Dataset rows about figures:

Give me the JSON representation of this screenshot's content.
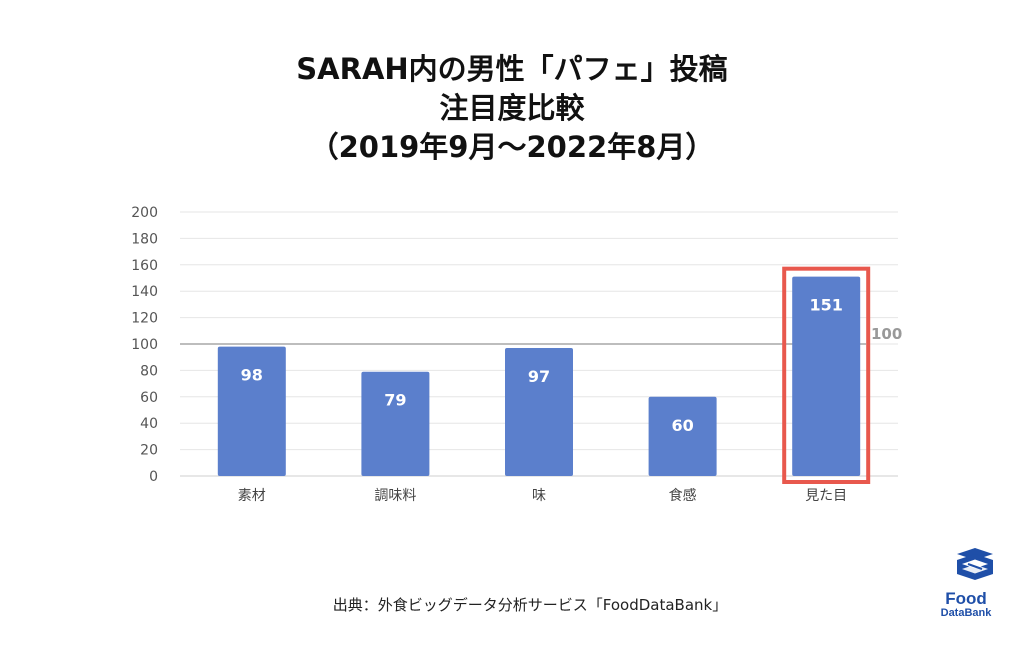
{
  "title": {
    "line1": "SARAH内の男性「パフェ」投稿",
    "line2": "注目度比較",
    "line3": "（2019年9月〜2022年8月）"
  },
  "chart_data": {
    "type": "bar",
    "categories": [
      "素材",
      "調味料",
      "味",
      "食感",
      "見た目"
    ],
    "values": [
      98,
      79,
      97,
      60,
      151
    ],
    "ylim": [
      0,
      200
    ],
    "yticks": [
      "0",
      "20",
      "40",
      "60",
      "80",
      "100",
      "120",
      "140",
      "160",
      "180",
      "200"
    ],
    "reference_line": {
      "value": 100,
      "label": "100"
    },
    "highlight_index": 4,
    "grid": true,
    "colors": {
      "bar": "#5b7fcc",
      "highlight_box": "#e8584d",
      "grid": "#e6e6e6",
      "ref_line": "#bdbdbd"
    }
  },
  "source": "出典：外食ビッグデータ分析サービス「FoodDataBank」",
  "logo": {
    "line1": "Food",
    "line2": "DataBank",
    "icon": "stacked-layers-icon",
    "color": "#1f4fa8"
  }
}
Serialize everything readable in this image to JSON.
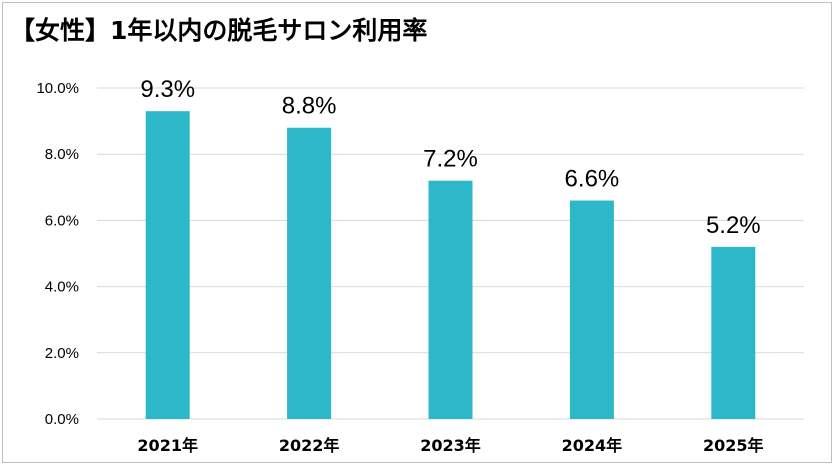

What you need to do: Give back all entries exactly. No pictures belong in the copy.

Answer to the exercise:
Give me the JSON representation of this screenshot's content.
{
  "title": {
    "line1": "SARAH内の男性「パフェ」投稿",
    "line2": "注目度比較",
    "line3": "（2019年9月〜2022年8月）"
  },
  "chart_data": {
    "type": "bar",
    "categories": [
      "素材",
      "調味料",
      "味",
      "食感",
      "見た目"
    ],
    "values": [
      98,
      79,
      97,
      60,
      151
    ],
    "ylim": [
      0,
      200
    ],
    "yticks": [
      "0",
      "20",
      "40",
      "60",
      "80",
      "100",
      "120",
      "140",
      "160",
      "180",
      "200"
    ],
    "reference_line": {
      "value": 100,
      "label": "100"
    },
    "highlight_index": 4,
    "grid": true,
    "colors": {
      "bar": "#5b7fcc",
      "highlight_box": "#e8584d",
      "grid": "#e6e6e6",
      "ref_line": "#bdbdbd"
    }
  },
  "source": "出典：外食ビッグデータ分析サービス「FoodDataBank」",
  "logo": {
    "line1": "Food",
    "line2": "DataBank",
    "icon": "stacked-layers-icon",
    "color": "#1f4fa8"
  }
}
Serialize everything readable in this image to JSON.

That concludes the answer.